Work instruction -> Restate the entries below exactly, and keep all images out of the answer.

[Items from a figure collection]
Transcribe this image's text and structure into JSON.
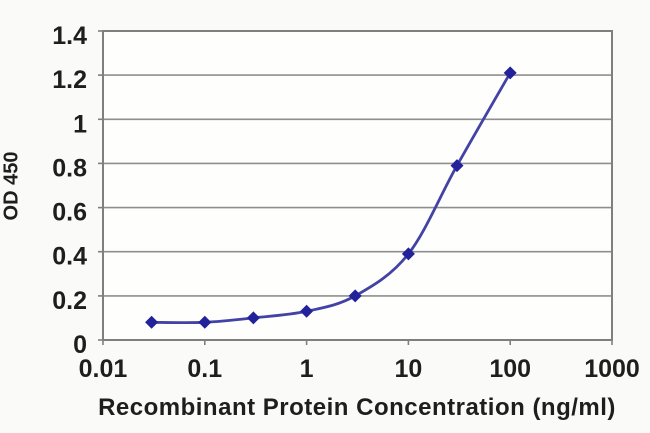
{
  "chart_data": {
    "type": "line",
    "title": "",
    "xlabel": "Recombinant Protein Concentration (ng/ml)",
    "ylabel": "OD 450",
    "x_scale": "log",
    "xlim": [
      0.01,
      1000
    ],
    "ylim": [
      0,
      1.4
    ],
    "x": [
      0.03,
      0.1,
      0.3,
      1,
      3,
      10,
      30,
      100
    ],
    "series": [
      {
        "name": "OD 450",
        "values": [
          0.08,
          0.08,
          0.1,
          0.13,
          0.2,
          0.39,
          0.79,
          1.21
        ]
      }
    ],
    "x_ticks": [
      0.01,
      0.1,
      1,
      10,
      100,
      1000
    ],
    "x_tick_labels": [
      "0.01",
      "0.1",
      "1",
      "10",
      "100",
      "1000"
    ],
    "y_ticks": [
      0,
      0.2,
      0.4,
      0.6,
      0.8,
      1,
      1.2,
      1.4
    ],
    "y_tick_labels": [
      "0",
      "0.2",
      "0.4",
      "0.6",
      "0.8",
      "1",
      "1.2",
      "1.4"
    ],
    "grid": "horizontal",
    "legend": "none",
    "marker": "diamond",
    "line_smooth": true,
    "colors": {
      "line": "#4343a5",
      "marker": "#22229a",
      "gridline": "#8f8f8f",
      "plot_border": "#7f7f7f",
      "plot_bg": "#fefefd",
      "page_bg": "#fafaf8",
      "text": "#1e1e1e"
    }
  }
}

Solution to this problem ->
Transcribe this image's text and structure into JSON.
{
  "chart_data": {
    "type": "line",
    "title": "",
    "xlabel": "Recombinant Protein Concentration (ng/ml)",
    "ylabel": "OD 450",
    "x_scale": "log",
    "xlim": [
      0.01,
      1000
    ],
    "ylim": [
      0,
      1.4
    ],
    "x": [
      0.03,
      0.1,
      0.3,
      1,
      3,
      10,
      30,
      100
    ],
    "series": [
      {
        "name": "OD 450",
        "values": [
          0.08,
          0.08,
          0.1,
          0.13,
          0.2,
          0.39,
          0.79,
          1.21
        ]
      }
    ],
    "x_ticks": [
      0.01,
      0.1,
      1,
      10,
      100,
      1000
    ],
    "x_tick_labels": [
      "0.01",
      "0.1",
      "1",
      "10",
      "100",
      "1000"
    ],
    "y_ticks": [
      0,
      0.2,
      0.4,
      0.6,
      0.8,
      1,
      1.2,
      1.4
    ],
    "y_tick_labels": [
      "0",
      "0.2",
      "0.4",
      "0.6",
      "0.8",
      "1",
      "1.2",
      "1.4"
    ],
    "grid": "horizontal",
    "legend": "none",
    "marker": "diamond",
    "line_smooth": true,
    "colors": {
      "line": "#4343a5",
      "marker": "#22229a",
      "gridline": "#8f8f8f",
      "plot_border": "#7f7f7f",
      "plot_bg": "#fefefd",
      "page_bg": "#fafaf8",
      "text": "#1e1e1e"
    }
  }
}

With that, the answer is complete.